◆ **Extracted entries**
(begin)

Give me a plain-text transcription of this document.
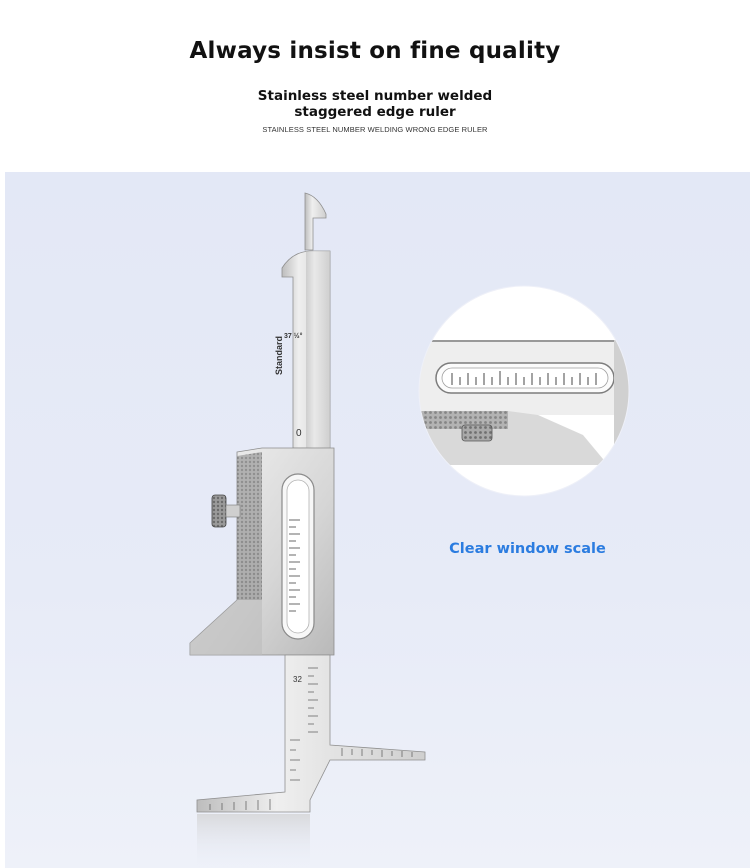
Always insist on fine quality
Stainless steel number welded
staggered edge ruler
STAINLESS STEEL NUMBER WELDING WRONG EDGE RULER
37 ½°
Standard
0
32
Clear window scale
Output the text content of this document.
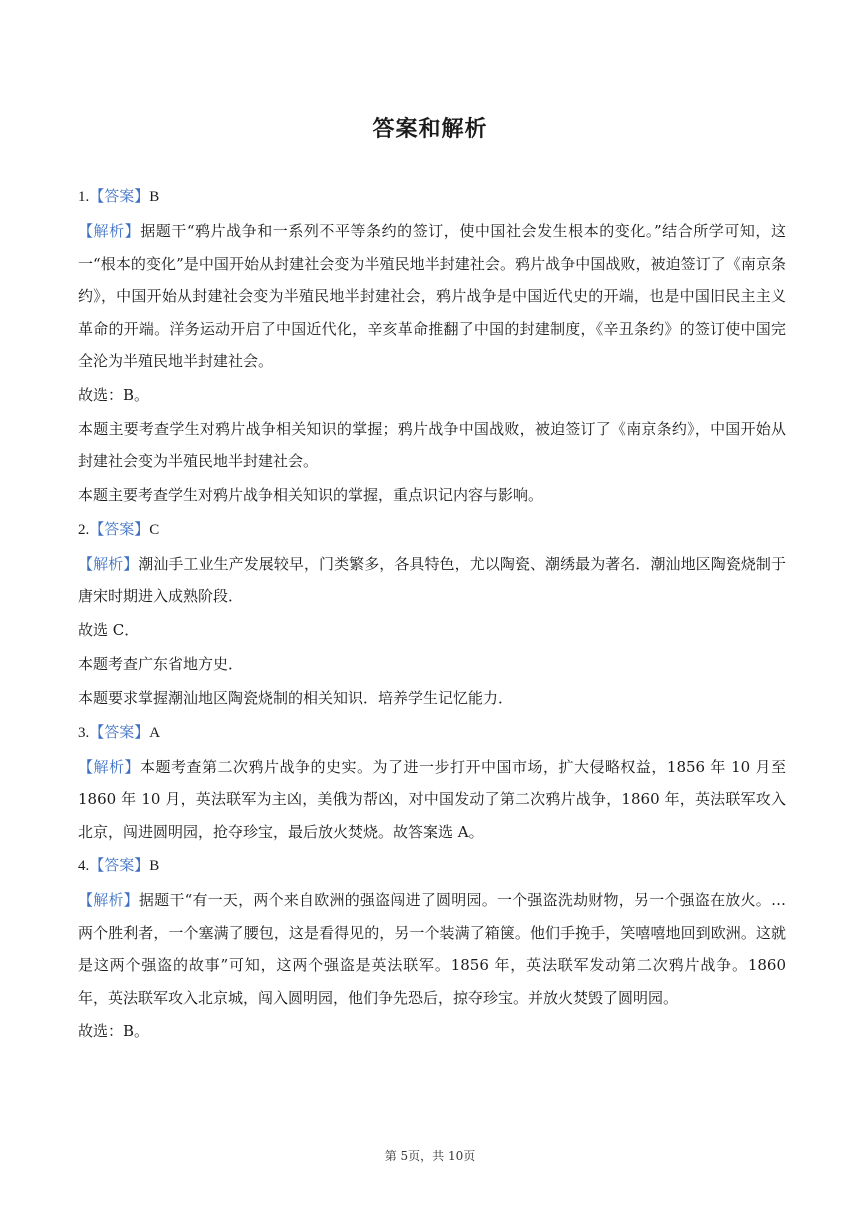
答案和解析
1.【答案】B
【解析】据题干“鸦片战争和一系列不平等条约的签订，使中国社会发生根本的变化。”结合所学可知，这一“根本的变化”是中国开始从封建社会变为半殖民地半封建社会。鸦片战争中国战败，被迫签订了《南京条约》，中国开始从封建社会变为半殖民地半封建社会，鸦片战争是中国近代史的开端，也是中国旧民主主义革命的开端。洋务运动开启了中国近代化，辛亥革命推翻了中国的封建制度，《辛丑条约》的签订使中国完全沦为半殖民地半封建社会。
故选：B。
本题主要考查学生对鸦片战争相关知识的掌握；鸦片战争中国战败，被迫签订了《南京条约》，中国开始从封建社会变为半殖民地半封建社会。
本题主要考查学生对鸦片战争相关知识的掌握，重点识记内容与影响。
2.【答案】C
【解析】潮汕手工业生产发展较早，门类繁多，各具特色，尤以陶瓷、潮绣最为著名．潮汕地区陶瓷烧制于唐宋时期进入成熟阶段．
故选 C．
本题考查广东省地方史．
本题要求掌握潮汕地区陶瓷烧制的相关知识．培养学生记忆能力．
3.【答案】A
【解析】本题考查第二次鸦片战争的史实。为了进一步打开中国市场，扩大侵略权益，1856 年 10 月至 1860 年 10 月，英法联军为主凶，美俄为帮凶，对中国发动了第二次鸦片战争，1860 年，英法联军攻入北京，闯进圆明园，抢夺珍宝，最后放火焚烧。故答案选 A。
4.【答案】B
【解析】据题干“有一天，两个来自欧洲的强盗闯进了圆明园。一个强盗洗劫财物，另一个强盗在放火。…两个胜利者，一个塞满了腰包，这是看得见的，另一个装满了箱箧。他们手挽手，笑嘻嘻地回到欧洲。这就是这两个强盗的故事”可知，这两个强盗是英法联军。1856 年，英法联军发动第二次鸦片战争。1860 年，英法联军攻入北京城，闯入圆明园，他们争先恐后，掠夺珍宝。并放火焚毁了圆明园。
故选：B。
第 5页，共 10页
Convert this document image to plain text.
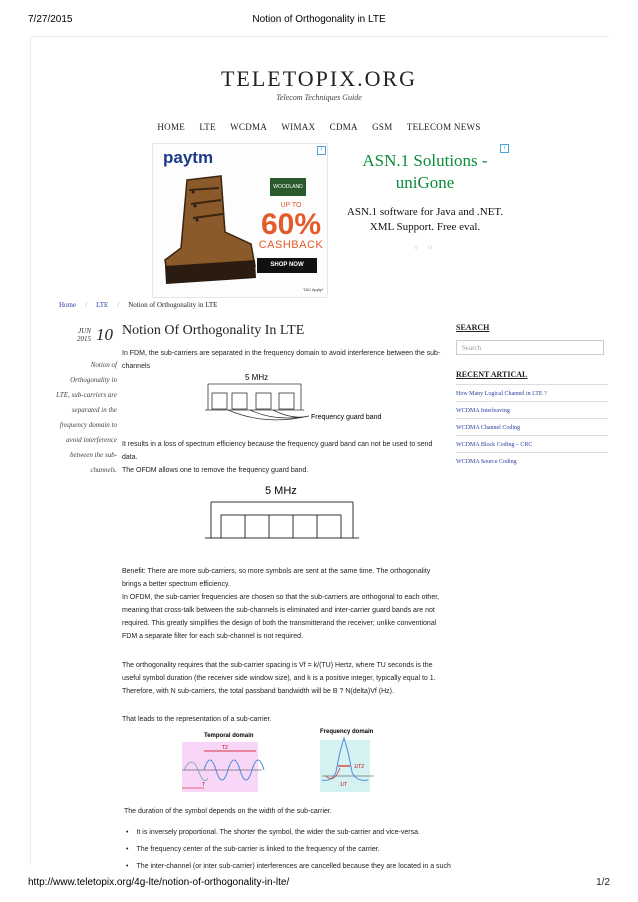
7/27/2015	Notion of Orthogonality in LTE
TELETOPIX.ORG
Telecom Techniques Guide
HOME LTE WCDMA WIMAX CDMA GSM TELECOM NEWS
paytm
WOODLAND
UP TO
60%
CASHBACK
SHOP NOW
T&C Apply*
i
ASN.1 Solutions - uniGone
ASN.1 software for Java and .NET. XML Support. Free eval.
○ ○
i
Home / LTE / Notion of Orthogonality in LTE
JUN
2015 10
Notion of Orthogonality in LTE, sub-carriers are separated in the frequency domain to avoid interference between the sub-channels.
Notion Of Orthogonality In LTE
In FDM, the sub-carriers are separated in the frequency domain to avoid interference between the sub-channels
5 MHz
Frequency guard band
It results in a loss of spectrum efficiency because the frequency guard band can not be used to send data.
The OFDM allows one to remove the frequency guard band.
5 MHz
Benefit: There are more sub-carriers, so more symbols are sent at the same time. The orthogonality brings a better spectrum efficiency.
In OFDM, the sub-carrier frequencies are chosen so that the sub-carriers are orthogonal to each other, meaning that cross-talk between the sub-channels is eliminated and inter-carrier guard bands are not required. This greatly simplifies the design of both the transmitterand the receiver; unlike conventional FDM a separate filter for each sub-channel is not required.
The orthogonality requires that the sub-carrier spacing is Vf = k/(TU) Hertz, where TU seconds is the useful symbol duration (the receiver side window size), and k is a positive integer, typically equal to 1. Therefore, with N sub-carriers, the total passband bandwidth will be B ? N(delta)Vf (Hz).
That leads to the representation of a sub-carrier.
Temporal domain
T2
T
Frequency domain
1/T2
1/T
The duration of the symbol depends on the width of the sub-carrier.
• It is inversely proportional. The shorter the symbol, the wider the sub-carrier and vice-versa.
• The frequency center of the sub-carrier is linked to the frequency of the carrier.
• The inter-channel (or inter sub-carrier) interferences are cancelled because they are located in a such
SEARCH
Search
RECENT ARTICAL
How Many Logical Channel in LTE ?
WCDMA Interleaving
WCDMA Channel Coding
WCDMA Block Coding – CRC
WCDMA Source Coding
http://www.teletopix.org/4g-lte/notion-of-orthogonality-in-lte/	1/2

(end)

◆ **Direction**
Replicate the material above verbatim; images stay out of the copy.

◆ **Answer to the problem**
Give me a plain-text transcription of this document.
Always insist on fine quality
Stainless steel number welded
staggered edge ruler
STAINLESS STEEL NUMBER WELDING WRONG EDGE RULER
37 ½°
Standard
0
32
Clear window scale
Output the text content of this document.
答案和解析
1.【答案】B
【解析】据题干“鸦片战争和一系列不平等条约的签订，使中国社会发生根本的变化。”结合所学可知，这一“根本的变化”是中国开始从封建社会变为半殖民地半封建社会。鸦片战争中国战败，被迫签订了《南京条约》，中国开始从封建社会变为半殖民地半封建社会，鸦片战争是中国近代史的开端，也是中国旧民主主义革命的开端。洋务运动开启了中国近代化，辛亥革命推翻了中国的封建制度，《辛丑条约》的签订使中国完全沦为半殖民地半封建社会。
故选：B。
本题主要考查学生对鸦片战争相关知识的掌握；鸦片战争中国战败，被迫签订了《南京条约》，中国开始从封建社会变为半殖民地半封建社会。
本题主要考查学生对鸦片战争相关知识的掌握，重点识记内容与影响。
2.【答案】C
【解析】潮汕手工业生产发展较早，门类繁多，各具特色，尤以陶瓷、潮绣最为著名．潮汕地区陶瓷烧制于唐宋时期进入成熟阶段．
故选 C．
本题考查广东省地方史．
本题要求掌握潮汕地区陶瓷烧制的相关知识．培养学生记忆能力．
3.【答案】A
【解析】本题考查第二次鸦片战争的史实。为了进一步打开中国市场，扩大侵略权益，1856 年 10 月至 1860 年 10 月，英法联军为主凶，美俄为帮凶，对中国发动了第二次鸦片战争，1860 年，英法联军攻入北京，闯进圆明园，抢夺珍宝，最后放火焚烧。故答案选 A。
4.【答案】B
【解析】据题干“有一天，两个来自欧洲的强盗闯进了圆明园。一个强盗洗劫财物，另一个强盗在放火。…两个胜利者，一个塞满了腰包，这是看得见的，另一个装满了箱箧。他们手挽手，笑嘻嘻地回到欧洲。这就是这两个强盗的故事”可知，这两个强盗是英法联军。1856 年，英法联军发动第二次鸦片战争。1860 年，英法联军攻入北京城，闯入圆明园，他们争先恐后，掠夺珍宝。并放火焚毁了圆明园。
故选：B。
第 5页，共 10页
Convert this document image to plain text.
7/27/2015	Notion of Orthogonality in LTE
TELETOPIX.ORG
Telecom Techniques Guide
HOME LTE WCDMA WIMAX CDMA GSM TELECOM NEWS
paytm
WOODLAND
UP TO
60%
CASHBACK
SHOP NOW
T&C Apply*
i
ASN.1 Solutions - uniGone
ASN.1 software for Java and .NET. XML Support. Free eval.
○ ○
i
Home / LTE / Notion of Orthogonality in LTE
JUN
2015 10
Notion of Orthogonality in LTE, sub-carriers are separated in the frequency domain to avoid interference between the sub-channels.
Notion Of Orthogonality In LTE
In FDM, the sub-carriers are separated in the frequency domain to avoid interference between the sub-channels
5 MHz
Frequency guard band
It results in a loss of spectrum efficiency because the frequency guard band can not be used to send data.
The OFDM allows one to remove the frequency guard band.
5 MHz
Benefit: There are more sub-carriers, so more symbols are sent at the same time. The orthogonality brings a better spectrum efficiency.
In OFDM, the sub-carrier frequencies are chosen so that the sub-carriers are orthogonal to each other, meaning that cross-talk between the sub-channels is eliminated and inter-carrier guard bands are not required. This greatly simplifies the design of both the transmitterand the receiver; unlike conventional FDM a separate filter for each sub-channel is not required.
The orthogonality requires that the sub-carrier spacing is Vf = k/(TU) Hertz, where TU seconds is the useful symbol duration (the receiver side window size), and k is a positive integer, typically equal to 1. Therefore, with N sub-carriers, the total passband bandwidth will be B ? N(delta)Vf (Hz).
That leads to the representation of a sub-carrier.
Temporal domain
T2
T
Frequency domain
1/T2
1/T
The duration of the symbol depends on the width of the sub-carrier.
• It is inversely proportional. The shorter the symbol, the wider the sub-carrier and vice-versa.
• The frequency center of the sub-carrier is linked to the frequency of the carrier.
• The inter-channel (or inter sub-carrier) interferences are cancelled because they are located in a such
SEARCH
Search
RECENT ARTICAL
How Many Logical Channel in LTE ?
WCDMA Interleaving
WCDMA Channel Coding
WCDMA Block Coding – CRC
WCDMA Source Coding
http://www.teletopix.org/4g-lte/notion-of-orthogonality-in-lte/	1/2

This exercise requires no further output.